Task to carry out: The answer must be the full listing, written out exactly.

Extracted information:
□ □ □

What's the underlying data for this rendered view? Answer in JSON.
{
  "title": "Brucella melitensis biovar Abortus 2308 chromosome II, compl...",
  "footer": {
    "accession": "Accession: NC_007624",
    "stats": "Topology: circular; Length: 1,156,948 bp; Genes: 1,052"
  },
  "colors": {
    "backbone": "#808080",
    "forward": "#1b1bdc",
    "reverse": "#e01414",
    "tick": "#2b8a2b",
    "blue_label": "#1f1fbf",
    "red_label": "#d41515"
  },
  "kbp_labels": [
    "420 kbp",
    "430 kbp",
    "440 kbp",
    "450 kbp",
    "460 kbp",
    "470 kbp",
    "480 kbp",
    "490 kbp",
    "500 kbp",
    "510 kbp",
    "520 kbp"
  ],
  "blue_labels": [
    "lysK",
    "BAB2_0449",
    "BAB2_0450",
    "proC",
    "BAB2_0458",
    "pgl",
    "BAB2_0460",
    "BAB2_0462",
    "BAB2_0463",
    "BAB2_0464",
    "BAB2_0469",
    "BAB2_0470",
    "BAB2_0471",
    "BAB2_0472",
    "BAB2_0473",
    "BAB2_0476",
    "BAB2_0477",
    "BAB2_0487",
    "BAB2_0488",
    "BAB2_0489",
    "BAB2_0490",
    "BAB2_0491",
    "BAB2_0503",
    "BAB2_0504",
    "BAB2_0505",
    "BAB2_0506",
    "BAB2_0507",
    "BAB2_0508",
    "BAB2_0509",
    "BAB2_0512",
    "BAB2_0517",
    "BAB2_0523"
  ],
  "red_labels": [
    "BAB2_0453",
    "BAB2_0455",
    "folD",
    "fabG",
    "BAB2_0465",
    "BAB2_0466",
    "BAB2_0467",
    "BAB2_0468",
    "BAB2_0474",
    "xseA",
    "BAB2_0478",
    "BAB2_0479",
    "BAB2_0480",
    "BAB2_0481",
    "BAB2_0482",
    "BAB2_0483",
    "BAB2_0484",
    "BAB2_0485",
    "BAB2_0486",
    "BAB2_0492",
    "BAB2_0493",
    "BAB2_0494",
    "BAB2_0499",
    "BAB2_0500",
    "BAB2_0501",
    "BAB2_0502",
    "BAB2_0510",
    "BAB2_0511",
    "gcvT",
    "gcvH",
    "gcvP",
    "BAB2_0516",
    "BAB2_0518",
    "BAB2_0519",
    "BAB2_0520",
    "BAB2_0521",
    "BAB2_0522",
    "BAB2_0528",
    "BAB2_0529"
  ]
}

□ □ □

Solution to this exercise:
What's the underlying data for this rendered view? Answer in JSON.
{
  "title": "Brucella melitensis biovar Abortus 2308 chromosome II, compl...",
  "footer": {
    "accession": "Accession: NC_007624",
    "stats": "Topology: circular; Length: 1,156,948 bp; Genes: 1,052"
  },
  "colors": {
    "backbone": "#808080",
    "forward": "#1b1bdc",
    "reverse": "#e01414",
    "tick": "#2b8a2b",
    "blue_label": "#1f1fbf",
    "red_label": "#d41515"
  },
  "kbp_labels": [
    "420 kbp",
    "430 kbp",
    "440 kbp",
    "450 kbp",
    "460 kbp",
    "470 kbp",
    "480 kbp",
    "490 kbp",
    "500 kbp",
    "510 kbp",
    "520 kbp"
  ],
  "blue_labels": [
    "lysK",
    "BAB2_0449",
    "BAB2_0450",
    "proC",
    "BAB2_0458",
    "pgl",
    "BAB2_0460",
    "BAB2_0462",
    "BAB2_0463",
    "BAB2_0464",
    "BAB2_0469",
    "BAB2_0470",
    "BAB2_0471",
    "BAB2_0472",
    "BAB2_0473",
    "BAB2_0476",
    "BAB2_0477",
    "BAB2_0487",
    "BAB2_0488",
    "BAB2_0489",
    "BAB2_0490",
    "BAB2_0491",
    "BAB2_0503",
    "BAB2_0504",
    "BAB2_0505",
    "BAB2_0506",
    "BAB2_0507",
    "BAB2_0508",
    "BAB2_0509",
    "BAB2_0512",
    "BAB2_0517",
    "BAB2_0523"
  ],
  "red_labels": [
    "BAB2_0453",
    "BAB2_0455",
    "folD",
    "fabG",
    "BAB2_0465",
    "BAB2_0466",
    "BAB2_0467",
    "BAB2_0468",
    "BAB2_0474",
    "xseA",
    "BAB2_0478",
    "BAB2_0479",
    "BAB2_0480",
    "BAB2_0481",
    "BAB2_0482",
    "BAB2_0483",
    "BAB2_0484",
    "BAB2_0485",
    "BAB2_0486",
    "BAB2_0492",
    "BAB2_0493",
    "BAB2_0494",
    "BAB2_0499",
    "BAB2_0500",
    "BAB2_0501",
    "BAB2_0502",
    "BAB2_0510",
    "BAB2_0511",
    "gcvT",
    "gcvH",
    "gcvP",
    "BAB2_0516",
    "BAB2_0518",
    "BAB2_0519",
    "BAB2_0520",
    "BAB2_0521",
    "BAB2_0522",
    "BAB2_0528",
    "BAB2_0529"
  ]
}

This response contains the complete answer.